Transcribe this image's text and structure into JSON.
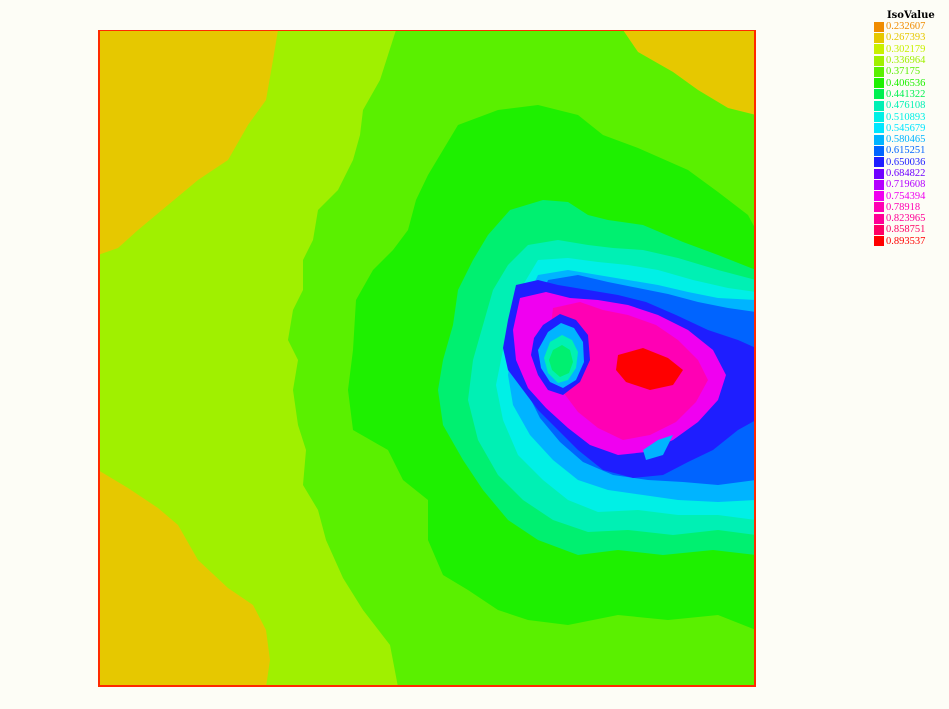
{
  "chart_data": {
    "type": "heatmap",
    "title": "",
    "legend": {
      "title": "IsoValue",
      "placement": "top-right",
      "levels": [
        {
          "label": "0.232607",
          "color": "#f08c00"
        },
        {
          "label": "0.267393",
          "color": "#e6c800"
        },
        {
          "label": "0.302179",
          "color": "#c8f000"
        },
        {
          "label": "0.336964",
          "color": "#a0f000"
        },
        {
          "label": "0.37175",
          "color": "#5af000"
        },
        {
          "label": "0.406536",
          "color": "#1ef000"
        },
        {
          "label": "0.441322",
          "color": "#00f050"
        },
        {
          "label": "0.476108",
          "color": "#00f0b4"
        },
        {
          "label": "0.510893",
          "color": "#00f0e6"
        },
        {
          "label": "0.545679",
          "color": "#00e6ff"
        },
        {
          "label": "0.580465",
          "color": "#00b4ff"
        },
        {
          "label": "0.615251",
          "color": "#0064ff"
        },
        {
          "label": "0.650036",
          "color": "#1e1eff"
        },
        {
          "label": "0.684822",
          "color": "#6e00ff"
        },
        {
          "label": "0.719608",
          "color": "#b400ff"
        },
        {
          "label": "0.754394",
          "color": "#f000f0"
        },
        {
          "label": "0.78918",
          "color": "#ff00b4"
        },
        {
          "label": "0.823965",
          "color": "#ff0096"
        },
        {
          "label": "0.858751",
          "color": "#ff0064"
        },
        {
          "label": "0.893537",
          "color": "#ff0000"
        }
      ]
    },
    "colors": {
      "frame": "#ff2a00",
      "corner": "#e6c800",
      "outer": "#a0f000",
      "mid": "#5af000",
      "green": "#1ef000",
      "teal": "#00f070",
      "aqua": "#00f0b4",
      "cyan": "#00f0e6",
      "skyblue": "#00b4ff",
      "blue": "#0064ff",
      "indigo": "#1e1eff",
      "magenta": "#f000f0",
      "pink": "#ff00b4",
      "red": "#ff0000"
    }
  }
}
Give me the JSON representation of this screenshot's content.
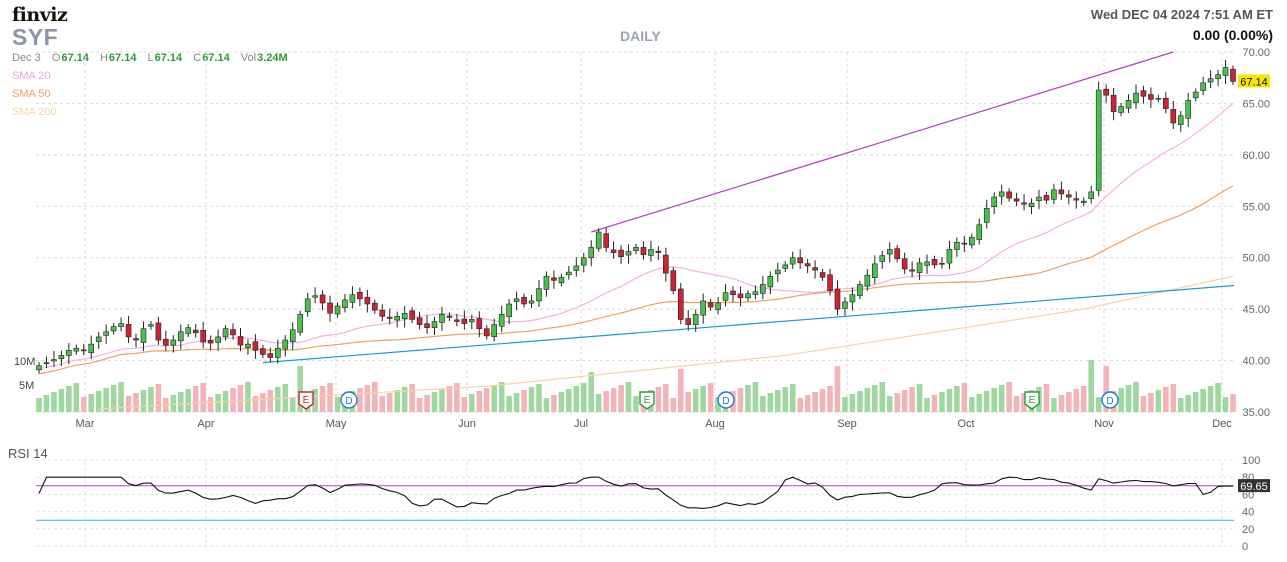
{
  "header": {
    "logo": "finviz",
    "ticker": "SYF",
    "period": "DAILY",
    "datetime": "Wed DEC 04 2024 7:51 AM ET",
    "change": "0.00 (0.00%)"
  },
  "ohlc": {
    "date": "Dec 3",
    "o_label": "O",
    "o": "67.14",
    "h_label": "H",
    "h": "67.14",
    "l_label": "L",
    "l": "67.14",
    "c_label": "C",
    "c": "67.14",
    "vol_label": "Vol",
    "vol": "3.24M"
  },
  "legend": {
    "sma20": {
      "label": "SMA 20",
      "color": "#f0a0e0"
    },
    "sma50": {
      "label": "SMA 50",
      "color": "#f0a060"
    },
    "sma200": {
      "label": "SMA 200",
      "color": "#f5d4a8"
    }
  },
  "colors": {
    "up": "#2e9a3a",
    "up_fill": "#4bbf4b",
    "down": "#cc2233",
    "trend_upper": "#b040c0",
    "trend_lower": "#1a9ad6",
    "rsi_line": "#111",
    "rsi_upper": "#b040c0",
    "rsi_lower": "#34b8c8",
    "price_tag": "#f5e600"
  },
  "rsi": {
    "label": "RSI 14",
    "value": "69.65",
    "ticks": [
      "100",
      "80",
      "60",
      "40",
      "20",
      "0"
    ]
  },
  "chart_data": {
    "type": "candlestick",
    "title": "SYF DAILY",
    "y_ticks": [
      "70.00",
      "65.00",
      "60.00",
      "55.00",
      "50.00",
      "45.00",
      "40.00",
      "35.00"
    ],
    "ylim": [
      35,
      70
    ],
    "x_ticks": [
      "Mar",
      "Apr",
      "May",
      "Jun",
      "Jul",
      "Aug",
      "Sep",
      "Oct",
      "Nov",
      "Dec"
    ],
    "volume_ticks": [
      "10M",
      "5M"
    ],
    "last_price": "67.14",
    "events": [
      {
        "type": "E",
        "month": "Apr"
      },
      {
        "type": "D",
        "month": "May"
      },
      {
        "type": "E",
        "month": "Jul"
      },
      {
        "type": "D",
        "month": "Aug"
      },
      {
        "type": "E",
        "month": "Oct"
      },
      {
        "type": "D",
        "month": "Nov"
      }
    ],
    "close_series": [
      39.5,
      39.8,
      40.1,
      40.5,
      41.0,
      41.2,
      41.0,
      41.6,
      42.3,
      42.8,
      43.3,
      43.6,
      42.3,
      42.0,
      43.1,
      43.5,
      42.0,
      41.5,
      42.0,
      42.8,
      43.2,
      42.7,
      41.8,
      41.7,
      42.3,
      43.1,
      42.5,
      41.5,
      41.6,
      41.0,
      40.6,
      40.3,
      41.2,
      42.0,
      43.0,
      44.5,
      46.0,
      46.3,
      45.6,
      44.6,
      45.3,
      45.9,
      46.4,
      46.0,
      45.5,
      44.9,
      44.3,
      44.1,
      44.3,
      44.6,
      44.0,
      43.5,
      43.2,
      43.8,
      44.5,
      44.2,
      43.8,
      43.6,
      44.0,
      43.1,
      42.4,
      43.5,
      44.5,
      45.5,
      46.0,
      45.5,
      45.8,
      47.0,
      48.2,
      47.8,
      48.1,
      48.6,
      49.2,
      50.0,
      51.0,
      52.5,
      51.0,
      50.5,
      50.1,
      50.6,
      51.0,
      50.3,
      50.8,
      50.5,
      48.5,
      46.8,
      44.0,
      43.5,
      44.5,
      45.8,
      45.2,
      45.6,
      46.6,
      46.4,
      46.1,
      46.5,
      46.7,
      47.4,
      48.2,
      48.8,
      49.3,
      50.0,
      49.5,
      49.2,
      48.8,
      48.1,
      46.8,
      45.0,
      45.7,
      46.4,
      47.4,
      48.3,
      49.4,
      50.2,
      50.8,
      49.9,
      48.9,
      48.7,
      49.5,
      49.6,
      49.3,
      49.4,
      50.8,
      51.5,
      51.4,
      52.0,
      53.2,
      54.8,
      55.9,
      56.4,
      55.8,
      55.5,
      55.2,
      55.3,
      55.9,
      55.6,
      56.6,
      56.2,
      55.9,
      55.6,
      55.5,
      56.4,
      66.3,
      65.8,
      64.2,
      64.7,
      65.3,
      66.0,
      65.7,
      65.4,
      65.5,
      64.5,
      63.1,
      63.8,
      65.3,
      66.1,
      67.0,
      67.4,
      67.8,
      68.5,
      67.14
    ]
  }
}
**********
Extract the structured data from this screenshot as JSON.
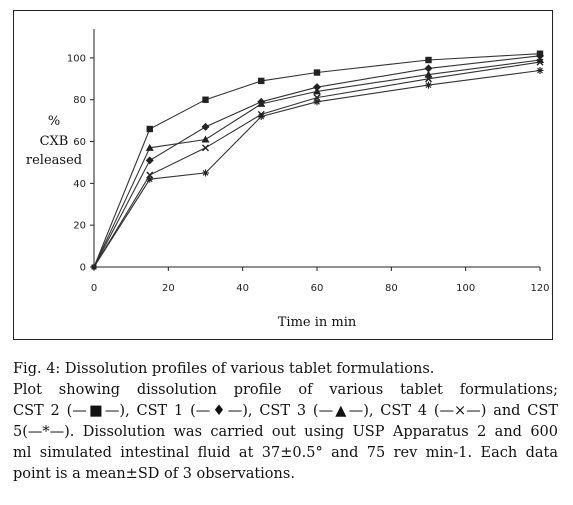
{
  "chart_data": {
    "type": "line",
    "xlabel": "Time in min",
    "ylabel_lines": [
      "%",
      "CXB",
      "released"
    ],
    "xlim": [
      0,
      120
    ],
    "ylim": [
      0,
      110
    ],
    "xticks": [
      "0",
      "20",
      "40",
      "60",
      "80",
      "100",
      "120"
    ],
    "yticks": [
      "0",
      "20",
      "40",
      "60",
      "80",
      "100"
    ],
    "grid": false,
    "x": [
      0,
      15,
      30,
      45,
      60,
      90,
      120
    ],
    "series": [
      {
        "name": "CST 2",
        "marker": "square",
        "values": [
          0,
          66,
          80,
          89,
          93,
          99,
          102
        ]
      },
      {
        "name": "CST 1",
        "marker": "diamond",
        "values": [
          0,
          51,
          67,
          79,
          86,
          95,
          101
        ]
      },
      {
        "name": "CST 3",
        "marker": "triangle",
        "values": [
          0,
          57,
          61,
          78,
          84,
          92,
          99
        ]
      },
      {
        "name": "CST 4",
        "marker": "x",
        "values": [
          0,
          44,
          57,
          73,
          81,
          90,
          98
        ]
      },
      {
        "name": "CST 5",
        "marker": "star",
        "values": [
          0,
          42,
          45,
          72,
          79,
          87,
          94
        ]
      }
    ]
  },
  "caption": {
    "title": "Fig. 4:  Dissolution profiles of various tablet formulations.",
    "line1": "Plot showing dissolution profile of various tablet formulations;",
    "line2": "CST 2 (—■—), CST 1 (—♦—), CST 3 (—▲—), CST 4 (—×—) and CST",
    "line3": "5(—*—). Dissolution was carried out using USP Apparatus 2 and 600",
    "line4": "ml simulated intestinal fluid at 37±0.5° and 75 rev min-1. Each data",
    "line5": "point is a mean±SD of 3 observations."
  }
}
**********
Instruction
Gather, from the listing above, every line carrying the word "month".

Expected answer
        "month": "Apr"
        "month": "May"
        "month": "Jul"
        "month": "Aug"
        "month": "Oct"
        "month": "Nov"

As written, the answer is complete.